Source text =

+ + +

ADR-0008: In-process parse caps in `parsers/`, no per-probe fork+exec sandbox¶

Status: Accepted Date: 2026-05-12 Tags: security · adversarial-input · parser-hardening · chokepoint · phase-evolution Related: Phase 0 ADR-0005, Phase 0 ADR-0007, Phase 0 ADR-0008, ADR-0004

Context¶

Phase 1 is the first phase parsing adversarial bytes from untrusted repos at scale — package.json, pnpm-lock.yaml, tsconfig.json, Chart.yaml, GitHub Actions YAML, Kustomize manifests. The security lens's design (design-security.md) made this the architecture's load-bearing concern and proposed a per-probe fork+exec parser sandbox: every probe runs as python -m codegenie.probes._sandbox <probe-module> with bwrap on Linux, sandbox-exec on macOS, env strip, stdin DEVNULL, and rlimits set pre-exec. The threat closure: ~95% threat surface from YAML/JSON bombs + ~5% from parser-CVE-in-C-extension classes that an in-process check cannot catch.

The critic dismantled the proposal in three blows (critique.md "Attacks on the security-first design" #1, #2, #4):

The sandbox is a brand-new architectural layer Phase 0 never sanctioned; it inverts the coordinator-runs-probe-in-event-loop model (Phase 0 ADR-0005) without ADR amendment.
Per-probe ~150–300 ms fork+exec overhead × 6 probes = ~1.5 s of pure overhead per cold-cache gather; CI walltime budget (Phase 0 §3.2) blows.
bwrap is Linux-only; macOS gets deprecated sandbox-exec; Windows is "not supported." The Goal #2 statement ("Every probe runs in a per-execution parser sandbox with rlimits enforced") is platform-conditional and cannot deliver on its own claim.

+ + +

Supplied records =
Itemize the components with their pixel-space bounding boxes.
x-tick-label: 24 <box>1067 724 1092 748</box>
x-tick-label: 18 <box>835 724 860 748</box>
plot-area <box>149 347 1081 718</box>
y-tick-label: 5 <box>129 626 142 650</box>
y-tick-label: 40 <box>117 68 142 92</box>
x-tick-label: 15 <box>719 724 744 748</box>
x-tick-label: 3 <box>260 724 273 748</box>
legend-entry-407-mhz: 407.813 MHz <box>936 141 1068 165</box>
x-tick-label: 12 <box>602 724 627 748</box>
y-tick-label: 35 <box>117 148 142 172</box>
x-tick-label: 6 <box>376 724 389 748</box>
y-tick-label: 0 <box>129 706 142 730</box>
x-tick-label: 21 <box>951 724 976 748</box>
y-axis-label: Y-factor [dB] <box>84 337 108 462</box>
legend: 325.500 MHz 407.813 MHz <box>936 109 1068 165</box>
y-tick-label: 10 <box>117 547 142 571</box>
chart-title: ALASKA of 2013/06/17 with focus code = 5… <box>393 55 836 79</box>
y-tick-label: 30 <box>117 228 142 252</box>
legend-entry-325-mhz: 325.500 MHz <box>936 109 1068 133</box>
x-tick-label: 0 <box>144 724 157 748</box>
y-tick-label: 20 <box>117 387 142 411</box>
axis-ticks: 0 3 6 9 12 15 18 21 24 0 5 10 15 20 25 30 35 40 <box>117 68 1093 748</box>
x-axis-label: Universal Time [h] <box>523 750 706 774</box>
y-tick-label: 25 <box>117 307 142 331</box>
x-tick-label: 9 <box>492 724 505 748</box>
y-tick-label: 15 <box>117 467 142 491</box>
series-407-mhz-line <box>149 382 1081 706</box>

+ + +

Tasks for this exercise =
**1)** Quote the passage of the ADR on parse caps starting at "The sandbox is" and ending at "0 §3.2) blows.".
**2)** Print the records starting at their first line and ending at the line that contains "x-tick-label: 12 <box>602 724 627 748</box>", including both of those lines.
The ADR on parse caps and the records have nothing to do with each other.

Written responses =
**1)**
The sandbox is a brand-new architectural layer Phase 0 never sanctioned; it inverts the coordinator-runs-probe-in-event-loop model (Phase 0 ADR-0005) without ADR amendment.
Per-probe ~150–300 ms fork+exec overhead × 6 probes = ~1.5 s of pure overhead per cold-cache gather; CI walltime budget (Phase 0 §3.2) blows.

**2)**
Itemize the components with their pixel-space bounding boxes.
x-tick-label: 24 <box>1067 724 1092 748</box>
x-tick-label: 18 <box>835 724 860 748</box>
plot-area <box>149 347 1081 718</box>
y-tick-label: 5 <box>129 626 142 650</box>
y-tick-label: 40 <box>117 68 142 92</box>
x-tick-label: 15 <box>719 724 744 748</box>
x-tick-label: 3 <box>260 724 273 748</box>
legend-entry-407-mhz: 407.813 MHz <box>936 141 1068 165</box>
x-tick-label: 12 <box>602 724 627 748</box>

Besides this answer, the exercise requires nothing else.